:: YOUR OBJECTIVE ::
In your copy, leave out the pictures and repeat the entries below exactly.

:: Dataset records ::

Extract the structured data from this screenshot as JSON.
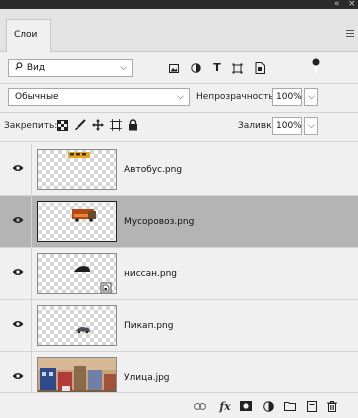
{
  "window": {
    "collapse_glyph": "«",
    "close_glyph": "×"
  },
  "tabs": [
    {
      "label": "Слои"
    }
  ],
  "filter": {
    "kind_label": "Вид",
    "icons": [
      "image-filter-icon",
      "adjustment-filter-icon",
      "type-filter-icon",
      "shape-filter-icon",
      "smart-object-filter-icon"
    ],
    "type_glyph": "T"
  },
  "blend": {
    "mode": "Обычные",
    "opacity_label": "Непрозрачность:",
    "opacity_value": "100%"
  },
  "lock": {
    "label": "Закрепить:",
    "fill_label": "Заливка:",
    "fill_value": "100%"
  },
  "layers": [
    {
      "name": "Автобус.png",
      "selected": false,
      "visible": true,
      "smart": false
    },
    {
      "name": "Мусоровоз.png",
      "selected": true,
      "visible": true,
      "smart": false
    },
    {
      "name": "ниссан.png",
      "selected": false,
      "visible": true,
      "smart": true
    },
    {
      "name": "Пикап.png",
      "selected": false,
      "visible": true,
      "smart": false
    },
    {
      "name": "Улица.jpg",
      "selected": false,
      "visible": true,
      "smart": false
    }
  ],
  "bottom_toolbar": {
    "fx_label": "fx",
    "icons": [
      "link-icon",
      "fx-icon",
      "mask-icon",
      "adjustment-icon",
      "folder-icon",
      "new-layer-icon",
      "trash-icon"
    ]
  },
  "colors": {
    "panel_bg": "#f0f0f0",
    "selected_row": "#b4b4b4",
    "title_bar": "#2b2b2b"
  }
}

:: WRITTEN REPLY ::
Extract the structured data from this screenshot as JSON.
{
  "window": {
    "collapse_glyph": "«",
    "close_glyph": "×"
  },
  "tabs": [
    {
      "label": "Слои"
    }
  ],
  "filter": {
    "kind_label": "Вид",
    "icons": [
      "image-filter-icon",
      "adjustment-filter-icon",
      "type-filter-icon",
      "shape-filter-icon",
      "smart-object-filter-icon"
    ],
    "type_glyph": "T"
  },
  "blend": {
    "mode": "Обычные",
    "opacity_label": "Непрозрачность:",
    "opacity_value": "100%"
  },
  "lock": {
    "label": "Закрепить:",
    "fill_label": "Заливка:",
    "fill_value": "100%"
  },
  "layers": [
    {
      "name": "Автобус.png",
      "selected": false,
      "visible": true,
      "smart": false
    },
    {
      "name": "Мусоровоз.png",
      "selected": true,
      "visible": true,
      "smart": false
    },
    {
      "name": "ниссан.png",
      "selected": false,
      "visible": true,
      "smart": true
    },
    {
      "name": "Пикап.png",
      "selected": false,
      "visible": true,
      "smart": false
    },
    {
      "name": "Улица.jpg",
      "selected": false,
      "visible": true,
      "smart": false
    }
  ],
  "bottom_toolbar": {
    "fx_label": "fx",
    "icons": [
      "link-icon",
      "fx-icon",
      "mask-icon",
      "adjustment-icon",
      "folder-icon",
      "new-layer-icon",
      "trash-icon"
    ]
  },
  "colors": {
    "panel_bg": "#f0f0f0",
    "selected_row": "#b4b4b4",
    "title_bar": "#2b2b2b"
  }
}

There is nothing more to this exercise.